Print the records again, character for character.

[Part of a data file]
--- Start ---
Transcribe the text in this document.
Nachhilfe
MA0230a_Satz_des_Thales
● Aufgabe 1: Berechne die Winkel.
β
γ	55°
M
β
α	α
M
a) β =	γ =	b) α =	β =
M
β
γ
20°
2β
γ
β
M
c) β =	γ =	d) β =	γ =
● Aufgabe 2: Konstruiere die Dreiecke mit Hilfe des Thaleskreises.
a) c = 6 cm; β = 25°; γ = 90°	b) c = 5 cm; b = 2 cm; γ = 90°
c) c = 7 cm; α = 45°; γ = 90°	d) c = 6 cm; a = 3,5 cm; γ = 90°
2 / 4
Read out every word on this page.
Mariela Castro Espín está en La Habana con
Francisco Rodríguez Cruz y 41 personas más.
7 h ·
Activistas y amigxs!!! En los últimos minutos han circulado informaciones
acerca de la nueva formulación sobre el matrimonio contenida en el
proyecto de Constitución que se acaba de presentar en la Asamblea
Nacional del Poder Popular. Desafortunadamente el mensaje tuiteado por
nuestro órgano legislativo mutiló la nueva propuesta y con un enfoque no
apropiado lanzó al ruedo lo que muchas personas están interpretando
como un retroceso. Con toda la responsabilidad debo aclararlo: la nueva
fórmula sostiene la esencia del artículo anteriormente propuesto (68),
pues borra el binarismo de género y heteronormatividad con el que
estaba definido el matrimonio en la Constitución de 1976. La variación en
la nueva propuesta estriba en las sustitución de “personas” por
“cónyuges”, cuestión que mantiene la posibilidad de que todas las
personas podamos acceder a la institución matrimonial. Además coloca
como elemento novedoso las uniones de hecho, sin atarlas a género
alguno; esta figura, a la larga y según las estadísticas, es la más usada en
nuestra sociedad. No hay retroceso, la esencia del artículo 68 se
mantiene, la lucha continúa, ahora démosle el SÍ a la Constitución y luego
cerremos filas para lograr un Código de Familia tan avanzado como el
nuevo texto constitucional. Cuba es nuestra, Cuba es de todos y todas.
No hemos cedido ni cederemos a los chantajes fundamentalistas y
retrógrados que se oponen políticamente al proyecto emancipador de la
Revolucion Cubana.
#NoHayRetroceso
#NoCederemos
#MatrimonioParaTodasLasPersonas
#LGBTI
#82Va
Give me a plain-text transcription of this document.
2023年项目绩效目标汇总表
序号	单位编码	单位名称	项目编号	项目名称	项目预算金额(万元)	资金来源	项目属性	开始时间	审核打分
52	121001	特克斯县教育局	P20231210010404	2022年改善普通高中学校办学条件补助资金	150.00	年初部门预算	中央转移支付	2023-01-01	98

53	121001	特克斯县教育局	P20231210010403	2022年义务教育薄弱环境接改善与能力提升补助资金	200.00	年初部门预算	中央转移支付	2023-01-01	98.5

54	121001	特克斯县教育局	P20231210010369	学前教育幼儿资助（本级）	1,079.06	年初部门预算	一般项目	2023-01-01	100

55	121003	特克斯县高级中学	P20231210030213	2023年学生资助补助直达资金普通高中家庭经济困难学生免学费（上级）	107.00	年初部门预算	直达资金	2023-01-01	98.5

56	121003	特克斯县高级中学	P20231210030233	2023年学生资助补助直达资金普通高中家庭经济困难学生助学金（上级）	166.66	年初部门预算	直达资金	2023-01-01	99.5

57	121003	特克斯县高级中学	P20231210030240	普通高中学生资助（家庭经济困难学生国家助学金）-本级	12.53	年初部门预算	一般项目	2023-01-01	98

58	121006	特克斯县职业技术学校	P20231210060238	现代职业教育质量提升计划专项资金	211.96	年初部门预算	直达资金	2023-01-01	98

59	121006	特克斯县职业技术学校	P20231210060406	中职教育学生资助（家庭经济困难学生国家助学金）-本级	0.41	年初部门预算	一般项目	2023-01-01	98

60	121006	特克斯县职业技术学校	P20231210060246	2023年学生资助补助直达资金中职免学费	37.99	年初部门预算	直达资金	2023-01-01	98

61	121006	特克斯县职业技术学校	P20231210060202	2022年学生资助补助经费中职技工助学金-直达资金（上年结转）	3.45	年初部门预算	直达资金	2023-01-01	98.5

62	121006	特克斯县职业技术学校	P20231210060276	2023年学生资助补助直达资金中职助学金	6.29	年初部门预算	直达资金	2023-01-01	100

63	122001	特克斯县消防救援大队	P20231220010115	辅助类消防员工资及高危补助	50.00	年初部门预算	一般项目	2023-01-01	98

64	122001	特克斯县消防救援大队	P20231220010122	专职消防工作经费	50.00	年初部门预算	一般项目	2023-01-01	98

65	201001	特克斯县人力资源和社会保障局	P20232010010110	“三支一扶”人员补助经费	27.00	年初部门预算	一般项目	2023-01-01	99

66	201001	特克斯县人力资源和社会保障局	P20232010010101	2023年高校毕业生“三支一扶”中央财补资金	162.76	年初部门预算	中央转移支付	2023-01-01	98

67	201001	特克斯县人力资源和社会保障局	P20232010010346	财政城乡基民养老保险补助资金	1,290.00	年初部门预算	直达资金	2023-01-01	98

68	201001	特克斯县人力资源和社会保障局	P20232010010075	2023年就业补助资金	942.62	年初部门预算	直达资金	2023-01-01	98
--- End ---
#### [EXERCISE OUTPUT]
Transcribe the text in this document.
Nachhilfe
MA0230a_Satz_des_Thales
● Aufgabe 1: Berechne die Winkel.
β
γ	55°
M
β
α	α
M
a) β =	γ =	b) α =	β =
M
β
γ
20°
2β
γ
β
M
c) β =	γ =	d) β =	γ =
● Aufgabe 2: Konstruiere die Dreiecke mit Hilfe des Thaleskreises.
a) c = 6 cm; β = 25°; γ = 90°	b) c = 5 cm; b = 2 cm; γ = 90°
c) c = 7 cm; α = 45°; γ = 90°	d) c = 6 cm; a = 3,5 cm; γ = 90°
2 / 4
Read out every word on this page.
Mariela Castro Espín está en La Habana con
Francisco Rodríguez Cruz y 41 personas más.
7 h ·
Activistas y amigxs!!! En los últimos minutos han circulado informaciones
acerca de la nueva formulación sobre el matrimonio contenida en el
proyecto de Constitución que se acaba de presentar en la Asamblea
Nacional del Poder Popular. Desafortunadamente el mensaje tuiteado por
nuestro órgano legislativo mutiló la nueva propuesta y con un enfoque no
apropiado lanzó al ruedo lo que muchas personas están interpretando
como un retroceso. Con toda la responsabilidad debo aclararlo: la nueva
fórmula sostiene la esencia del artículo anteriormente propuesto (68),
pues borra el binarismo de género y heteronormatividad con el que
estaba definido el matrimonio en la Constitución de 1976. La variación en
la nueva propuesta estriba en las sustitución de “personas” por
“cónyuges”, cuestión que mantiene la posibilidad de que todas las
personas podamos acceder a la institución matrimonial. Además coloca
como elemento novedoso las uniones de hecho, sin atarlas a género
alguno; esta figura, a la larga y según las estadísticas, es la más usada en
nuestra sociedad. No hay retroceso, la esencia del artículo 68 se
mantiene, la lucha continúa, ahora démosle el SÍ a la Constitución y luego
cerremos filas para lograr un Código de Familia tan avanzado como el
nuevo texto constitucional. Cuba es nuestra, Cuba es de todos y todas.
No hemos cedido ni cederemos a los chantajes fundamentalistas y
retrógrados que se oponen políticamente al proyecto emancipador de la
Revolucion Cubana.
#NoHayRetroceso
#NoCederemos
#MatrimonioParaTodasLasPersonas
#LGBTI
#82Va
Give me a plain-text transcription of this document.
2023年项目绩效目标汇总表
序号	单位编码	单位名称	项目编号	项目名称	项目预算金额(万元)	资金来源	项目属性	开始时间	审核打分
52	121001	特克斯县教育局	P20231210010404	2022年改善普通高中学校办学条件补助资金	150.00	年初部门预算	中央转移支付	2023-01-01	98

53	121001	特克斯县教育局	P20231210010403	2022年义务教育薄弱环境接改善与能力提升补助资金	200.00	年初部门预算	中央转移支付	2023-01-01	98.5

54	121001	特克斯县教育局	P20231210010369	学前教育幼儿资助（本级）	1,079.06	年初部门预算	一般项目	2023-01-01	100

55	121003	特克斯县高级中学	P20231210030213	2023年学生资助补助直达资金普通高中家庭经济困难学生免学费（上级）	107.00	年初部门预算	直达资金	2023-01-01	98.5

56	121003	特克斯县高级中学	P20231210030233	2023年学生资助补助直达资金普通高中家庭经济困难学生助学金（上级）	166.66	年初部门预算	直达资金	2023-01-01	99.5

57	121003	特克斯县高级中学	P20231210030240	普通高中学生资助（家庭经济困难学生国家助学金）-本级	12.53	年初部门预算	一般项目	2023-01-01	98

58	121006	特克斯县职业技术学校	P20231210060238	现代职业教育质量提升计划专项资金	211.96	年初部门预算	直达资金	2023-01-01	98

59	121006	特克斯县职业技术学校	P20231210060406	中职教育学生资助（家庭经济困难学生国家助学金）-本级	0.41	年初部门预算	一般项目	2023-01-01	98

60	121006	特克斯县职业技术学校	P20231210060246	2023年学生资助补助直达资金中职免学费	37.99	年初部门预算	直达资金	2023-01-01	98

61	121006	特克斯县职业技术学校	P20231210060202	2022年学生资助补助经费中职技工助学金-直达资金（上年结转）	3.45	年初部门预算	直达资金	2023-01-01	98.5

62	121006	特克斯县职业技术学校	P20231210060276	2023年学生资助补助直达资金中职助学金	6.29	年初部门预算	直达资金	2023-01-01	100

63	122001	特克斯县消防救援大队	P20231220010115	辅助类消防员工资及高危补助	50.00	年初部门预算	一般项目	2023-01-01	98

64	122001	特克斯县消防救援大队	P20231220010122	专职消防工作经费	50.00	年初部门预算	一般项目	2023-01-01	98

65	201001	特克斯县人力资源和社会保障局	P20232010010110	“三支一扶”人员补助经费	27.00	年初部门预算	一般项目	2023-01-01	99

66	201001	特克斯县人力资源和社会保障局	P20232010010101	2023年高校毕业生“三支一扶”中央财补资金	162.76	年初部门预算	中央转移支付	2023-01-01	98

67	201001	特克斯县人力资源和社会保障局	P20232010010346	财政城乡基民养老保险补助资金	1,290.00	年初部门预算	直达资金	2023-01-01	98

68	201001	特克斯县人力资源和社会保障局	P20232010010075	2023年就业补助资金	942.62	年初部门预算	直达资金	2023-01-01	98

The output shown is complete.